## Exercise input
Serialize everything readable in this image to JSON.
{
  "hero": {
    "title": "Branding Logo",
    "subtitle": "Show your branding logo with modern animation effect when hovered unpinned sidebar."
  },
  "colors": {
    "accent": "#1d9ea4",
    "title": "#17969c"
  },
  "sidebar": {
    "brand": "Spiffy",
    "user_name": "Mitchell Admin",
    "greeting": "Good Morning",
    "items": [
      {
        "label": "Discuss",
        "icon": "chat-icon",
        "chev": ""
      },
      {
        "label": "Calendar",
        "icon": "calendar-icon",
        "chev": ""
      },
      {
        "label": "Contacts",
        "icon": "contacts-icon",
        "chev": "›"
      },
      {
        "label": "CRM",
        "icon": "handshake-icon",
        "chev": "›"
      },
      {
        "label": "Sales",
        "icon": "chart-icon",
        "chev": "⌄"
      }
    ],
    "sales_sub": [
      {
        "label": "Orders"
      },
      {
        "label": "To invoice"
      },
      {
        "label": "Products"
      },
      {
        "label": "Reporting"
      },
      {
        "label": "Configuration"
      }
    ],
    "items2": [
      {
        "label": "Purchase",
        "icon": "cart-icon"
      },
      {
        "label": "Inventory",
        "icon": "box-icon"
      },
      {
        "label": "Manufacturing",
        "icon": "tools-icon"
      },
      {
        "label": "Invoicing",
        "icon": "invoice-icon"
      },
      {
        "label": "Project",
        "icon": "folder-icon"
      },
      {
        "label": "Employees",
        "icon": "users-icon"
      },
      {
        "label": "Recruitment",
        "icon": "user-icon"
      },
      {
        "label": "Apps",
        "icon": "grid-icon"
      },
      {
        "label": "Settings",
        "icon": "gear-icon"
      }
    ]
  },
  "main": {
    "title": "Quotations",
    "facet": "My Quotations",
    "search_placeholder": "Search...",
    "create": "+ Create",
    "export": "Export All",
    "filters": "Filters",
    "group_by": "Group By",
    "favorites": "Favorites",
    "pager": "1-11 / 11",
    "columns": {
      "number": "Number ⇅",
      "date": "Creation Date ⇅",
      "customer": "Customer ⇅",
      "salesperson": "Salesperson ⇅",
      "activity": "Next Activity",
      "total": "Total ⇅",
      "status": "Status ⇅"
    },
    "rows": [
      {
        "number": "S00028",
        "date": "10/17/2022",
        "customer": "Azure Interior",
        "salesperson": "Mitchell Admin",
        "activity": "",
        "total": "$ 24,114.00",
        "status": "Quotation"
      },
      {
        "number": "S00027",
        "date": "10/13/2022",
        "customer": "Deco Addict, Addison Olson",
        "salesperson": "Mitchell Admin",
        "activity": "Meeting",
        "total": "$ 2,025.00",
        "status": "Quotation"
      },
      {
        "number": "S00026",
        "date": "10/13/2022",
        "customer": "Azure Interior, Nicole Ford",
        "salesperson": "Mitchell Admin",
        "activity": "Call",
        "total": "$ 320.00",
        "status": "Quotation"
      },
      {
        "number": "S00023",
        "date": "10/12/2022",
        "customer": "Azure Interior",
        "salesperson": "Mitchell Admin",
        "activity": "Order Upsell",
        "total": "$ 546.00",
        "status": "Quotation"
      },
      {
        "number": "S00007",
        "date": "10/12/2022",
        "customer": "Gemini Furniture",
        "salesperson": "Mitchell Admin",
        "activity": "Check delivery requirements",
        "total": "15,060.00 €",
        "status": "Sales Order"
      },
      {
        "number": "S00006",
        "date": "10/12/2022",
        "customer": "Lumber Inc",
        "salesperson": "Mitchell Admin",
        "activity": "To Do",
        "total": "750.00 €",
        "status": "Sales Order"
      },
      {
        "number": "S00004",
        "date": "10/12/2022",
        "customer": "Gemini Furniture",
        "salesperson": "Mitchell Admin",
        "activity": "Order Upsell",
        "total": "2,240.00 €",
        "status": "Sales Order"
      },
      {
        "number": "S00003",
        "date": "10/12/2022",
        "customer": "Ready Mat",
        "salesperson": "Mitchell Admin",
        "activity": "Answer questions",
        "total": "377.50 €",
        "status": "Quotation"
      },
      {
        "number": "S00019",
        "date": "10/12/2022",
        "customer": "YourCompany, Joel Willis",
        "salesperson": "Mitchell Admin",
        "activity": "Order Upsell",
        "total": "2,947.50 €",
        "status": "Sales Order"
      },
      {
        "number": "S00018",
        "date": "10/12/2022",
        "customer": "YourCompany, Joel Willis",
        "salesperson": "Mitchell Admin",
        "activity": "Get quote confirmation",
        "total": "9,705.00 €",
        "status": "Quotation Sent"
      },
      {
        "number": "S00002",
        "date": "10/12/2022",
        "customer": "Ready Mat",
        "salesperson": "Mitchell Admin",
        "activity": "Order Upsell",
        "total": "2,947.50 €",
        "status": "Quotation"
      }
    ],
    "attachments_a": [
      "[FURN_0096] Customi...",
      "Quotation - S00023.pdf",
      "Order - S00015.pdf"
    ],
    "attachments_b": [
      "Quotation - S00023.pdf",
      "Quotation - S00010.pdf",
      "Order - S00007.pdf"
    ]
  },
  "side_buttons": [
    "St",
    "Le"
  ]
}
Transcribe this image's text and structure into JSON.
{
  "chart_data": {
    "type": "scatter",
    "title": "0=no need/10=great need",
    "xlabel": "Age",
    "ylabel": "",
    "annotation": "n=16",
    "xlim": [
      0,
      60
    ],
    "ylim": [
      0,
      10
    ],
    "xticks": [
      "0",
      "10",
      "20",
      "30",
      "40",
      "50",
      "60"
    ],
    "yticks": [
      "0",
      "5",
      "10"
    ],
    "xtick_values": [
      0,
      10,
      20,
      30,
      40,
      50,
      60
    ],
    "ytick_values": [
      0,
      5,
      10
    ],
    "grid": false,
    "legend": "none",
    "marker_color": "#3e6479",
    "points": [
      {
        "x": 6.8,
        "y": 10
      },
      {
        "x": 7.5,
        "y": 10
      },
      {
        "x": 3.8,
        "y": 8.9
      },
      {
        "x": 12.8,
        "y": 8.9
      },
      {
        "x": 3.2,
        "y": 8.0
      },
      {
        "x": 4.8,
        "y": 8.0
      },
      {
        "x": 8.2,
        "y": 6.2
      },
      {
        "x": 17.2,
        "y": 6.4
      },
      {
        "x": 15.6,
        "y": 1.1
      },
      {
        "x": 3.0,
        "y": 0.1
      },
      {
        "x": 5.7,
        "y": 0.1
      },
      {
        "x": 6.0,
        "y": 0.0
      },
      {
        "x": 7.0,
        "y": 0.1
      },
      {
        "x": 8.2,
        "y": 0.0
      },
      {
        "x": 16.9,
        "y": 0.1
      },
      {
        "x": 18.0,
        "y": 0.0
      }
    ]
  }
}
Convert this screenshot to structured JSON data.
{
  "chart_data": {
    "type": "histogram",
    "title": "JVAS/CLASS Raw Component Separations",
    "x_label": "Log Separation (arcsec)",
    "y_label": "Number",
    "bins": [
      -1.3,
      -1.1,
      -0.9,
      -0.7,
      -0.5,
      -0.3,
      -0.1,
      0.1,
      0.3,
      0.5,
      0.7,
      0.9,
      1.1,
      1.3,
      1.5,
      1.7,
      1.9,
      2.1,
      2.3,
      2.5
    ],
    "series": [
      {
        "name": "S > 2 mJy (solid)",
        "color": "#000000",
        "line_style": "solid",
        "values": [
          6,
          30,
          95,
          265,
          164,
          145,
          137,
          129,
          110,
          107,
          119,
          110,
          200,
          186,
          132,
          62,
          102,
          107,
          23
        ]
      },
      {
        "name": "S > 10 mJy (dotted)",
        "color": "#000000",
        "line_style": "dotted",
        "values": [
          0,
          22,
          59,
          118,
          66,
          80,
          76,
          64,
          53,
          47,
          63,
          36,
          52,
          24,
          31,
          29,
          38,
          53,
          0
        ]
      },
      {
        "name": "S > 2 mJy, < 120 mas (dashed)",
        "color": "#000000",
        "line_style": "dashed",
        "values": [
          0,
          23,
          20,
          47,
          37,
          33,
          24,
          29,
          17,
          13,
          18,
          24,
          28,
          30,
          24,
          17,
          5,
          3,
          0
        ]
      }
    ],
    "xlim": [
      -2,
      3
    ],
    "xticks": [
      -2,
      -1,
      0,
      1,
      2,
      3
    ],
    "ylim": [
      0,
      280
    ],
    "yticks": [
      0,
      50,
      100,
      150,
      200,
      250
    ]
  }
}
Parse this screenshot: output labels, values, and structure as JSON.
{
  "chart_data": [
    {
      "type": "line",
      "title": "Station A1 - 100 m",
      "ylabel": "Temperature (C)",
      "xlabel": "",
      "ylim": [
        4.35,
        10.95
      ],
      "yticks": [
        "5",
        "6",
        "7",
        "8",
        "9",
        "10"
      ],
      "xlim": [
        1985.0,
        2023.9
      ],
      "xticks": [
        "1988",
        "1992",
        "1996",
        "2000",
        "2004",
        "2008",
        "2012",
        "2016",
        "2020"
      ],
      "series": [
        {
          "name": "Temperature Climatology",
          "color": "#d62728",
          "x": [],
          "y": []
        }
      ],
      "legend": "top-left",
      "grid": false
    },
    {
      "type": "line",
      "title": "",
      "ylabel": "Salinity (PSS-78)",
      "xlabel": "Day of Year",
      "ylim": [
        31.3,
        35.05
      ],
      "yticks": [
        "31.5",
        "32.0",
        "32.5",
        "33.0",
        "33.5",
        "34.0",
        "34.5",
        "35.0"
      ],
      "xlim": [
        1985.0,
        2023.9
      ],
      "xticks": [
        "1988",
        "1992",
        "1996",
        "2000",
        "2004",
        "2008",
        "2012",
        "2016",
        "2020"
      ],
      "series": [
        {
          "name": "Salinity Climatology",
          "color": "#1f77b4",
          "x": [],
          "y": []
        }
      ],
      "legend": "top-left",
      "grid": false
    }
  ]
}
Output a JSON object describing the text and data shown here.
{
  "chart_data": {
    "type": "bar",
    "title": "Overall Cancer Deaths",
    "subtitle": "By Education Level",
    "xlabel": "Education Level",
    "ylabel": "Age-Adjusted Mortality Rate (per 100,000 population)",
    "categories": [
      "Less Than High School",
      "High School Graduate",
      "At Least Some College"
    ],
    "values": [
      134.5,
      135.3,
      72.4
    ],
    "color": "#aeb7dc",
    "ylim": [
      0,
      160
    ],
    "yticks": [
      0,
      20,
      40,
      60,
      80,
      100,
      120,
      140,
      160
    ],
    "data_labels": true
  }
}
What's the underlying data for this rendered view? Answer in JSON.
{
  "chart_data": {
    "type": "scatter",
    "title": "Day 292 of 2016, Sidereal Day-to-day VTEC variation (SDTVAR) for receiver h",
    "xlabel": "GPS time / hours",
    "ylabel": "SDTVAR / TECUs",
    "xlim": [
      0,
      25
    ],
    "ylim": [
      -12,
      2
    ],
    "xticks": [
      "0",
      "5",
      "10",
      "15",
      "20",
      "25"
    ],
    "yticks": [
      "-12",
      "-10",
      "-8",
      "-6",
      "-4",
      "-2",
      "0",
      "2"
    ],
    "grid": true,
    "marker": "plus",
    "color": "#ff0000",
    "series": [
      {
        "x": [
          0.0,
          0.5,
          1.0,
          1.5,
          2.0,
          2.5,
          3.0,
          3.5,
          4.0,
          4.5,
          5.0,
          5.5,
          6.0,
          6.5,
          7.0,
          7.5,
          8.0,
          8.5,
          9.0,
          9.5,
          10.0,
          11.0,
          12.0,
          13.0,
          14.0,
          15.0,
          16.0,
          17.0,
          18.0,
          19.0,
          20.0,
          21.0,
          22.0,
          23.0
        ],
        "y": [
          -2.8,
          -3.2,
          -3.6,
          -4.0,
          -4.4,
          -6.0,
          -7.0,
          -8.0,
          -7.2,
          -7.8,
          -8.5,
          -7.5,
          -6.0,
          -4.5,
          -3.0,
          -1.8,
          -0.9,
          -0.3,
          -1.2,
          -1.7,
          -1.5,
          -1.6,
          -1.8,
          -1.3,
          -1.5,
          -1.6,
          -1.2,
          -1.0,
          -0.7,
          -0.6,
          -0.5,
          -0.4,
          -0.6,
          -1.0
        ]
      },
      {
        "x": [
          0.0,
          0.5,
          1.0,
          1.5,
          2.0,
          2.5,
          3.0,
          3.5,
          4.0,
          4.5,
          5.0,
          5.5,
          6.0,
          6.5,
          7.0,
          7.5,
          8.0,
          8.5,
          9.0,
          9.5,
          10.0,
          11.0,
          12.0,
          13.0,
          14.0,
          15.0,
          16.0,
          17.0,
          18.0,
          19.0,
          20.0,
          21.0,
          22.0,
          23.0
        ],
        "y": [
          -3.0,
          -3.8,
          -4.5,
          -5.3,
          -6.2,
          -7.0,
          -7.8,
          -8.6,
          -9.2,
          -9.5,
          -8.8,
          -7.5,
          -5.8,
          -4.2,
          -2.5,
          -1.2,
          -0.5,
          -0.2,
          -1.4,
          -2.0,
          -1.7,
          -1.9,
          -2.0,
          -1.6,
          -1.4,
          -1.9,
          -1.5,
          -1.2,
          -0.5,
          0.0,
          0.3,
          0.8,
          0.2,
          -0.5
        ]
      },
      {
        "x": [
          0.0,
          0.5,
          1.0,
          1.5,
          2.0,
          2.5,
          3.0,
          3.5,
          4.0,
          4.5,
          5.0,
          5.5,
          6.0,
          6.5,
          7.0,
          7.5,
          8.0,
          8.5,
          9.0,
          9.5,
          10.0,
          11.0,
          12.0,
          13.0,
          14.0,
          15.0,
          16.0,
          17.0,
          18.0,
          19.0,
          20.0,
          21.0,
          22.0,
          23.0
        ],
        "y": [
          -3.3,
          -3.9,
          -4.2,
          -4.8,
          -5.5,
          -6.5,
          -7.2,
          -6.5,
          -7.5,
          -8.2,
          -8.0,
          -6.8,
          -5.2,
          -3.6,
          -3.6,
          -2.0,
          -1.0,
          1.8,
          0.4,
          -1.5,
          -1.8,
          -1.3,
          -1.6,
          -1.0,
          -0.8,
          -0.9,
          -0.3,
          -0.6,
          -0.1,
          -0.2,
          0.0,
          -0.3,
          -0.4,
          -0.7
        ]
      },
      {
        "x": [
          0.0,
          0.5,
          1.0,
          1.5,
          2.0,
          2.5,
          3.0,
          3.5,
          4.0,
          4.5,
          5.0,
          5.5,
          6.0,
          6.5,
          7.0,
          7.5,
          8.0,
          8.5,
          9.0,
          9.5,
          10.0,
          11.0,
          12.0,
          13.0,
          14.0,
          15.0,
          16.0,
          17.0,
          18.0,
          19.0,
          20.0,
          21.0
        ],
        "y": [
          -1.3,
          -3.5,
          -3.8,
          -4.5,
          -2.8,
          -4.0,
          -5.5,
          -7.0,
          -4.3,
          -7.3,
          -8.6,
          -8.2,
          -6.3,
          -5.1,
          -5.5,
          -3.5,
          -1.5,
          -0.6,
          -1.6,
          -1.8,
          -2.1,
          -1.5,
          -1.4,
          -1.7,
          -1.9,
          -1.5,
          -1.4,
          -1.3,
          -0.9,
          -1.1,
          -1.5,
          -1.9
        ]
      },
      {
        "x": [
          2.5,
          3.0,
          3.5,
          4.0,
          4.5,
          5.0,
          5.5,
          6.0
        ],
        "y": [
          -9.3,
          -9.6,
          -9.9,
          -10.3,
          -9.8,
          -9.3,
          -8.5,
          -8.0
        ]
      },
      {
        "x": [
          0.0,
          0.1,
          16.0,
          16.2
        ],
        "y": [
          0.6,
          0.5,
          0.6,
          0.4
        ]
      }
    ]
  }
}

## Short task
From the listing, copy each line containing the word "grid".

## Complete output
        "icon": "grid-icon"
    "grid": false,
      "grid": false
      "grid": false
    "grid": true,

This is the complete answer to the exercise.